I recently upgraded my document scanner to a Fujitsu fi-5120C. The ScanSnap has a relatively poor paper feed mechanism, which often jams or double-feeds. Many reviews of the new S500M complain it also sufffers from double-feeding. The 5120C is significantly more expensive but it has a much more reliable paper feed with hitherto high-end features like ultrasonic double-feed detection. You do need to buy ScanTango software to run it on the Mac, however.
I moved recently, and realized I have never yet had to open one of those envelopes. From now on, all papers not required for legal reasons (e.g. tax documents) go straight to the shredder after scanning.
The new ScanSnap 1500 has ultrasonic double-feed detection. I bought a copy of ABBYY FineReader Express for the Mac. It used to be only available as bundled software with certain scanners like recent ScanSnaps, or software packages like DEVONthink, but you can now buy it as a standalone utility. It is not full-featured, missing some of the more esoteric OCR functionality of the Windows version, batch capabilities and scripting, but works well, unlike the crash-prone ReadIRIS I had but seldom used.
Xamance is a really interesting French startup. Their product, the Xambox, integrates a document scanner, document management software and a physical paper filing system. The system can tell you exactly where to find the paper original for a scanned document (“use box 2, third document after tab 7”). In other words, essentially the same filing system I suggest above, but systematically managed in a database for easy retrieval.
It is quite expensive, however, making it more of a solution for businesses. I have moved on and no longer need the safety blanket of keeping the originals, but I can easily see how a complete solution like this would be valuable for businesses that are required for compliance to keep originals, such as notaries, or even government public records offices.
Credit card receipt slips and business cards are problematic for a paperless workflow. They are prone to jam in scanners, have non-standard layouts so hunting for information takes more time than it should, and are usually so trivial you don’t really feel they are worth scanning in the first place. I just subscribed to the Shoeboxed service to manage mine.They take care of the scanning and for pouring the resulting data in a form that can be directly imported into personal finance or contact-management software. I don’t yet have sufficient experience with the service, but on paper at least it seems like a valuable service that will easily save me an hour a week.

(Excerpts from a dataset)

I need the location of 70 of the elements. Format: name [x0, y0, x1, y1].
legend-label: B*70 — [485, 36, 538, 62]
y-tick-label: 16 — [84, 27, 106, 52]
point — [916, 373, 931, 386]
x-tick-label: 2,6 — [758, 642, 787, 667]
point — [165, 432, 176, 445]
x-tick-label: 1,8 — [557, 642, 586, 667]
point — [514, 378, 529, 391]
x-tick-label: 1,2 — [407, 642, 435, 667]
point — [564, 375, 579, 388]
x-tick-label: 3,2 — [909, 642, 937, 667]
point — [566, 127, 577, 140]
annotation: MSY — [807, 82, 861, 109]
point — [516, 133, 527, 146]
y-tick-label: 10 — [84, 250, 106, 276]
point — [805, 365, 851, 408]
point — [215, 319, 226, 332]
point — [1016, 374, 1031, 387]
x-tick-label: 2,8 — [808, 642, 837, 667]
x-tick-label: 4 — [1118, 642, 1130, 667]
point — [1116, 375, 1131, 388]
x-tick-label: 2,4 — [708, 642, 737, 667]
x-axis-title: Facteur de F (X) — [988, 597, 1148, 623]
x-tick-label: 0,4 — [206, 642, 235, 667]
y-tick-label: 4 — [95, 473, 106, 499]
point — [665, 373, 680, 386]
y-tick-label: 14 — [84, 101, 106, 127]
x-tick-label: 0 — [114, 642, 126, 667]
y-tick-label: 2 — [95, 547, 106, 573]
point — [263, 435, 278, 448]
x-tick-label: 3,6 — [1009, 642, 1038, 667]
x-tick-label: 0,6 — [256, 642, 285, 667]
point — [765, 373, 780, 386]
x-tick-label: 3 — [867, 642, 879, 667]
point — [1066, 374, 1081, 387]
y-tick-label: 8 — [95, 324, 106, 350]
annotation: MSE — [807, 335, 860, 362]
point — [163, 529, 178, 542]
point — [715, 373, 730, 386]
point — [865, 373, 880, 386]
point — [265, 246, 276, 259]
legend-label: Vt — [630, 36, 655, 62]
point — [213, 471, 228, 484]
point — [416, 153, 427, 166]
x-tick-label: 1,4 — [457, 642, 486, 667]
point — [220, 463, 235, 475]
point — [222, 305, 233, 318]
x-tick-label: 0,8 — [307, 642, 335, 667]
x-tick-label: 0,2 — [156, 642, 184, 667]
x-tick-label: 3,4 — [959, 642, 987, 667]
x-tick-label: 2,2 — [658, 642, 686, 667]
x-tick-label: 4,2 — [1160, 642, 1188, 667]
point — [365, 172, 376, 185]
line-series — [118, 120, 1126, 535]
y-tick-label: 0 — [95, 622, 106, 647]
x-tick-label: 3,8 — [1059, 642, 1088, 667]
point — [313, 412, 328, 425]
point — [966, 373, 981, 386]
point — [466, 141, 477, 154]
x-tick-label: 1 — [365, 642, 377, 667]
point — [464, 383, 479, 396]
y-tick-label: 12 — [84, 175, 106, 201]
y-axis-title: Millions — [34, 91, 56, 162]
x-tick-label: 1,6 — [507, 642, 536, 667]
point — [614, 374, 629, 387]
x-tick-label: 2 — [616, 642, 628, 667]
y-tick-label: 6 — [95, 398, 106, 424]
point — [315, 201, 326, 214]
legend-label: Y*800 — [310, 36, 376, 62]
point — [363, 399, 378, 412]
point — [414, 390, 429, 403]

**Prompt A:**
Answer these questions about the text on paperless filing:
(i) What software must be bought to run the Fujitsu fi-5120C on the Mac?
(ii) What three things does the Xambox integrate?
(iii) What service was subscribed to for handling credit card receipt slips and business cards?
**Prompt B:** Return, unchanged, the part of the text on paperless filing that opens with the words containing "Credit card receipt" and closes with "hour a week.".
The records have nothing to do with this work.

**Answer space A:**
(i) ScanTango software.
(ii) A document scanner, document management software and a physical paper filing system.
(iii) The Shoeboxed service.

**Answer space B:**
Credit card receipt slips and business cards are problematic for a paperless workflow. They are prone to jam in scanners, have non-standard layouts so hunting for information takes more time than it should, and are usually so trivial you don’t really feel they are worth scanning in the first place. I just subscribed to the Shoeboxed service to manage mine.They take care of the scanning and for pouring the resulting data in a form that can be directly imported into personal finance or contact-management software. I don’t yet have sufficient experience with the service, but on paper at least it seems like a valuable service that will easily save me an hour a week.